** Start of Dataset entries **
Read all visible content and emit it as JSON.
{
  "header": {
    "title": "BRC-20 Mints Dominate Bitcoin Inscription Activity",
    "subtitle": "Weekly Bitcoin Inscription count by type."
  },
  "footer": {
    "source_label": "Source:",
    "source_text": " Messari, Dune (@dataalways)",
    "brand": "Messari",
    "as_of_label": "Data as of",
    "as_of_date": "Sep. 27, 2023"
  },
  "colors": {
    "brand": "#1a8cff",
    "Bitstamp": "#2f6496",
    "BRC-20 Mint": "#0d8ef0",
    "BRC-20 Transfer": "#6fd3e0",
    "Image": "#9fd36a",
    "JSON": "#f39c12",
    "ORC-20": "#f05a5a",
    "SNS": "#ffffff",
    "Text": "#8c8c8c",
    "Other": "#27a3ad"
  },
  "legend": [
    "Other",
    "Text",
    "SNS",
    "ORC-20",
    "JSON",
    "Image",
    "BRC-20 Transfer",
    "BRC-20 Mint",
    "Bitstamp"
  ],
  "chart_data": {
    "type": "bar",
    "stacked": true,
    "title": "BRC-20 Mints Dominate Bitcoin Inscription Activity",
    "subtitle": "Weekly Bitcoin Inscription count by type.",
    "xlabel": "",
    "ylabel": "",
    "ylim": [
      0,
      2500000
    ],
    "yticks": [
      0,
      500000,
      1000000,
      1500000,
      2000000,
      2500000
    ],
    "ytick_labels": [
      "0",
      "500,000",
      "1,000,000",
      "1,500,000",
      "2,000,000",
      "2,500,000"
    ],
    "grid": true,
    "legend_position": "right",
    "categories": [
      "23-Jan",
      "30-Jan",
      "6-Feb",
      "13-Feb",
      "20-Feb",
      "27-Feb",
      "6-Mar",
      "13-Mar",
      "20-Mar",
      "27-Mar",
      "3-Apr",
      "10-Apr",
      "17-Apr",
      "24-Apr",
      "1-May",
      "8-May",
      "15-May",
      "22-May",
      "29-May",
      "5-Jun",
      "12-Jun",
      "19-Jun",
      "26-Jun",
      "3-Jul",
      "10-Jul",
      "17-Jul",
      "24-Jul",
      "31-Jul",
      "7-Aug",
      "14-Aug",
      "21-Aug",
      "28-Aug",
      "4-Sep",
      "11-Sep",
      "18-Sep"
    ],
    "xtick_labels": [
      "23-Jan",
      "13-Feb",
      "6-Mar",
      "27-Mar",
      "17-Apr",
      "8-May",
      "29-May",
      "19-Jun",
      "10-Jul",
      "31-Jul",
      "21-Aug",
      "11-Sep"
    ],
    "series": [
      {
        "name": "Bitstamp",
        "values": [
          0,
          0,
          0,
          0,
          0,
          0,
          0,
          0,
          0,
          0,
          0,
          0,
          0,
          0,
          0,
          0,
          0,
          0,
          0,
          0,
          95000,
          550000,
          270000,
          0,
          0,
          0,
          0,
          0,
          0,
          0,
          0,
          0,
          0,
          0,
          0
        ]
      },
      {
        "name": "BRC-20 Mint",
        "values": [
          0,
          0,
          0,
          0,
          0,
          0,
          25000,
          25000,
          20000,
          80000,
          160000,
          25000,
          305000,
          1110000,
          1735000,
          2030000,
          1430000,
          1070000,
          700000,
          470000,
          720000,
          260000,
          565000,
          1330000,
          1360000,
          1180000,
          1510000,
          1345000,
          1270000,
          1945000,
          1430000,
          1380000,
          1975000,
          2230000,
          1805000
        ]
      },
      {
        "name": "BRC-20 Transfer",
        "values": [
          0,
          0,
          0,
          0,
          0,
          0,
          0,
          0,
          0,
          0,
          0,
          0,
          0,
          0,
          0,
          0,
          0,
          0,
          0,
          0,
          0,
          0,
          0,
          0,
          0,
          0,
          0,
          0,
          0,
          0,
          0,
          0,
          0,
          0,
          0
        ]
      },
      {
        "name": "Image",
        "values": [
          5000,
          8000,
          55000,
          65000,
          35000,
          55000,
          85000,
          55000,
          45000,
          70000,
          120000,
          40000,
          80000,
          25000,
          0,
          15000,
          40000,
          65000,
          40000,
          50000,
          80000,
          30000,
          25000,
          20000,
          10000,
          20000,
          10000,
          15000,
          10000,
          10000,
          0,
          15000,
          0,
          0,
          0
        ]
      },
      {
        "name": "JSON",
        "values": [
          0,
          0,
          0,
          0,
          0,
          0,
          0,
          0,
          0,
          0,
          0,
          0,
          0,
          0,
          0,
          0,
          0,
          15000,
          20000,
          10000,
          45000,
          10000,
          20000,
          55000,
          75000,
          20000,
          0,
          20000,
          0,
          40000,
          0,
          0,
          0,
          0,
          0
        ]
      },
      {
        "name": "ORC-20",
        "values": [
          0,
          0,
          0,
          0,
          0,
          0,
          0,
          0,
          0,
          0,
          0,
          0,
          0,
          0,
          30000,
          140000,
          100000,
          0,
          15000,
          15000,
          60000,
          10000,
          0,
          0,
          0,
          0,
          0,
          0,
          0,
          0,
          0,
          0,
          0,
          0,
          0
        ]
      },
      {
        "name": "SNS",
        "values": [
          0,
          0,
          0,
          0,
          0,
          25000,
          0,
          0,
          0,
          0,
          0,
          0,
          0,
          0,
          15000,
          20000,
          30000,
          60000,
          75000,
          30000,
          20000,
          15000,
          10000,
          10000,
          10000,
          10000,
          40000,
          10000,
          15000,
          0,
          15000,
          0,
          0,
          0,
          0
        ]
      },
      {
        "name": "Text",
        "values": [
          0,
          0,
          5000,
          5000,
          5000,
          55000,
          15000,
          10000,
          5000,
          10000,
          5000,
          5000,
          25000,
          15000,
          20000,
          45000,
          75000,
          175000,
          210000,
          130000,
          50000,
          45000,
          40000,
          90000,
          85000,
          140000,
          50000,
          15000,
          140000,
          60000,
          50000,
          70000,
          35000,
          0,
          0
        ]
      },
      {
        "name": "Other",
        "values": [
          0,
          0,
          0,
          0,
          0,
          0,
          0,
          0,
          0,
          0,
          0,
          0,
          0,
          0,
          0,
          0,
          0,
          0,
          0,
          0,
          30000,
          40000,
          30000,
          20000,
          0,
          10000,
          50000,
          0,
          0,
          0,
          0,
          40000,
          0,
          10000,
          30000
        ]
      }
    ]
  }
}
** End of Dataset entries **
* **What you need to do**
Transcribe each entry precisely, missing none.

* **Output for this task**
Read all visible content and emit it as JSON.
{
  "header": {
    "title": "BRC-20 Mints Dominate Bitcoin Inscription Activity",
    "subtitle": "Weekly Bitcoin Inscription count by type."
  },
  "footer": {
    "source_label": "Source:",
    "source_text": " Messari, Dune (@dataalways)",
    "brand": "Messari",
    "as_of_label": "Data as of",
    "as_of_date": "Sep. 27, 2023"
  },
  "colors": {
    "brand": "#1a8cff",
    "Bitstamp": "#2f6496",
    "BRC-20 Mint": "#0d8ef0",
    "BRC-20 Transfer": "#6fd3e0",
    "Image": "#9fd36a",
    "JSON": "#f39c12",
    "ORC-20": "#f05a5a",
    "SNS": "#ffffff",
    "Text": "#8c8c8c",
    "Other": "#27a3ad"
  },
  "legend": [
    "Other",
    "Text",
    "SNS",
    "ORC-20",
    "JSON",
    "Image",
    "BRC-20 Transfer",
    "BRC-20 Mint",
    "Bitstamp"
  ],
  "chart_data": {
    "type": "bar",
    "stacked": true,
    "title": "BRC-20 Mints Dominate Bitcoin Inscription Activity",
    "subtitle": "Weekly Bitcoin Inscription count by type.",
    "xlabel": "",
    "ylabel": "",
    "ylim": [
      0,
      2500000
    ],
    "yticks": [
      0,
      500000,
      1000000,
      1500000,
      2000000,
      2500000
    ],
    "ytick_labels": [
      "0",
      "500,000",
      "1,000,000",
      "1,500,000",
      "2,000,000",
      "2,500,000"
    ],
    "grid": true,
    "legend_position": "right",
    "categories": [
      "23-Jan",
      "30-Jan",
      "6-Feb",
      "13-Feb",
      "20-Feb",
      "27-Feb",
      "6-Mar",
      "13-Mar",
      "20-Mar",
      "27-Mar",
      "3-Apr",
      "10-Apr",
      "17-Apr",
      "24-Apr",
      "1-May",
      "8-May",
      "15-May",
      "22-May",
      "29-May",
      "5-Jun",
      "12-Jun",
      "19-Jun",
      "26-Jun",
      "3-Jul",
      "10-Jul",
      "17-Jul",
      "24-Jul",
      "31-Jul",
      "7-Aug",
      "14-Aug",
      "21-Aug",
      "28-Aug",
      "4-Sep",
      "11-Sep",
      "18-Sep"
    ],
    "xtick_labels": [
      "23-Jan",
      "13-Feb",
      "6-Mar",
      "27-Mar",
      "17-Apr",
      "8-May",
      "29-May",
      "19-Jun",
      "10-Jul",
      "31-Jul",
      "21-Aug",
      "11-Sep"
    ],
    "series": [
      {
        "name": "Bitstamp",
        "values": [
          0,
          0,
          0,
          0,
          0,
          0,
          0,
          0,
          0,
          0,
          0,
          0,
          0,
          0,
          0,
          0,
          0,
          0,
          0,
          0,
          95000,
          550000,
          270000,
          0,
          0,
          0,
          0,
          0,
          0,
          0,
          0,
          0,
          0,
          0,
          0
        ]
      },
      {
        "name": "BRC-20 Mint",
        "values": [
          0,
          0,
          0,
          0,
          0,
          0,
          25000,
          25000,
          20000,
          80000,
          160000,
          25000,
          305000,
          1110000,
          1735000,
          2030000,
          1430000,
          1070000,
          700000,
          470000,
          720000,
          260000,
          565000,
          1330000,
          1360000,
          1180000,
          1510000,
          1345000,
          1270000,
          1945000,
          1430000,
          1380000,
          1975000,
          2230000,
          1805000
        ]
      },
      {
        "name": "BRC-20 Transfer",
        "values": [
          0,
          0,
          0,
          0,
          0,
          0,
          0,
          0,
          0,
          0,
          0,
          0,
          0,
          0,
          0,
          0,
          0,
          0,
          0,
          0,
          0,
          0,
          0,
          0,
          0,
          0,
          0,
          0,
          0,
          0,
          0,
          0,
          0,
          0,
          0
        ]
      },
      {
        "name": "Image",
        "values": [
          5000,
          8000,
          55000,
          65000,
          35000,
          55000,
          85000,
          55000,
          45000,
          70000,
          120000,
          40000,
          80000,
          25000,
          0,
          15000,
          40000,
          65000,
          40000,
          50000,
          80000,
          30000,
          25000,
          20000,
          10000,
          20000,
          10000,
          15000,
          10000,
          10000,
          0,
          15000,
          0,
          0,
          0
        ]
      },
      {
        "name": "JSON",
        "values": [
          0,
          0,
          0,
          0,
          0,
          0,
          0,
          0,
          0,
          0,
          0,
          0,
          0,
          0,
          0,
          0,
          0,
          15000,
          20000,
          10000,
          45000,
          10000,
          20000,
          55000,
          75000,
          20000,
          0,
          20000,
          0,
          40000,
          0,
          0,
          0,
          0,
          0
        ]
      },
      {
        "name": "ORC-20",
        "values": [
          0,
          0,
          0,
          0,
          0,
          0,
          0,
          0,
          0,
          0,
          0,
          0,
          0,
          0,
          30000,
          140000,
          100000,
          0,
          15000,
          15000,
          60000,
          10000,
          0,
          0,
          0,
          0,
          0,
          0,
          0,
          0,
          0,
          0,
          0,
          0,
          0
        ]
      },
      {
        "name": "SNS",
        "values": [
          0,
          0,
          0,
          0,
          0,
          25000,
          0,
          0,
          0,
          0,
          0,
          0,
          0,
          0,
          15000,
          20000,
          30000,
          60000,
          75000,
          30000,
          20000,
          15000,
          10000,
          10000,
          10000,
          10000,
          40000,
          10000,
          15000,
          0,
          15000,
          0,
          0,
          0,
          0
        ]
      },
      {
        "name": "Text",
        "values": [
          0,
          0,
          5000,
          5000,
          5000,
          55000,
          15000,
          10000,
          5000,
          10000,
          5000,
          5000,
          25000,
          15000,
          20000,
          45000,
          75000,
          175000,
          210000,
          130000,
          50000,
          45000,
          40000,
          90000,
          85000,
          140000,
          50000,
          15000,
          140000,
          60000,
          50000,
          70000,
          35000,
          0,
          0
        ]
      },
      {
        "name": "Other",
        "values": [
          0,
          0,
          0,
          0,
          0,
          0,
          0,
          0,
          0,
          0,
          0,
          0,
          0,
          0,
          0,
          0,
          0,
          0,
          0,
          0,
          30000,
          40000,
          30000,
          20000,
          0,
          10000,
          50000,
          0,
          0,
          0,
          0,
          40000,
          0,
          10000,
          30000
        ]
      }
    ]
  }
}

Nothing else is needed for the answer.